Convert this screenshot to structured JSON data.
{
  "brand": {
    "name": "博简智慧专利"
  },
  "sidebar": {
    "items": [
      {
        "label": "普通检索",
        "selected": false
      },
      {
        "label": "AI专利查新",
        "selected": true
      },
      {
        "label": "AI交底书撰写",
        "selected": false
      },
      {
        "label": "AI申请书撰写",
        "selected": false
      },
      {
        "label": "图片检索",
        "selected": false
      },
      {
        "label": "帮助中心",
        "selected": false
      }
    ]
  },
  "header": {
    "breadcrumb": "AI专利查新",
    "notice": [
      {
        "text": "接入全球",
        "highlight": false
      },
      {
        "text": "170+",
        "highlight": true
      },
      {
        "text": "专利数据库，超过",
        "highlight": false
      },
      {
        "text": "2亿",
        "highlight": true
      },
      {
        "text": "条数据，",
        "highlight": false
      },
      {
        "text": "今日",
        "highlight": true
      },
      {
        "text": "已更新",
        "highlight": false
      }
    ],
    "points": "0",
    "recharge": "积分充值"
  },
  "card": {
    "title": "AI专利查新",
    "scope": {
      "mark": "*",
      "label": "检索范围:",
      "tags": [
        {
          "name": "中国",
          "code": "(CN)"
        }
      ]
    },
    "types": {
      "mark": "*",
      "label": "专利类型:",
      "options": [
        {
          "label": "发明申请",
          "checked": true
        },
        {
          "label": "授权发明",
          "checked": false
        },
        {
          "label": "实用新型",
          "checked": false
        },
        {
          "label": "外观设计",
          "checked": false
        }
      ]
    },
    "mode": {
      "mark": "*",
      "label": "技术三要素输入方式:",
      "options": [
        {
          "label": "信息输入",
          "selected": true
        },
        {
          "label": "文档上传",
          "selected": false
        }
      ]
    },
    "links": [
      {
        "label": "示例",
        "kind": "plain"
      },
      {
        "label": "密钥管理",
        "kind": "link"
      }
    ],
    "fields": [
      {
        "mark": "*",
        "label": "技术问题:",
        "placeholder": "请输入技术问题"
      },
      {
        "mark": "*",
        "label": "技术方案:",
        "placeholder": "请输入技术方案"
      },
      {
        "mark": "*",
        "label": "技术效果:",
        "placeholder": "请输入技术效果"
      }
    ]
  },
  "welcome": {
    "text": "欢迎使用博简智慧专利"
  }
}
● ● ● ● ●
## INSTRUCTIONS FOR THE TASK:
Only the number is required: the count of lines containing the word "placeholder".

## EXERCISE OUTPUT:
3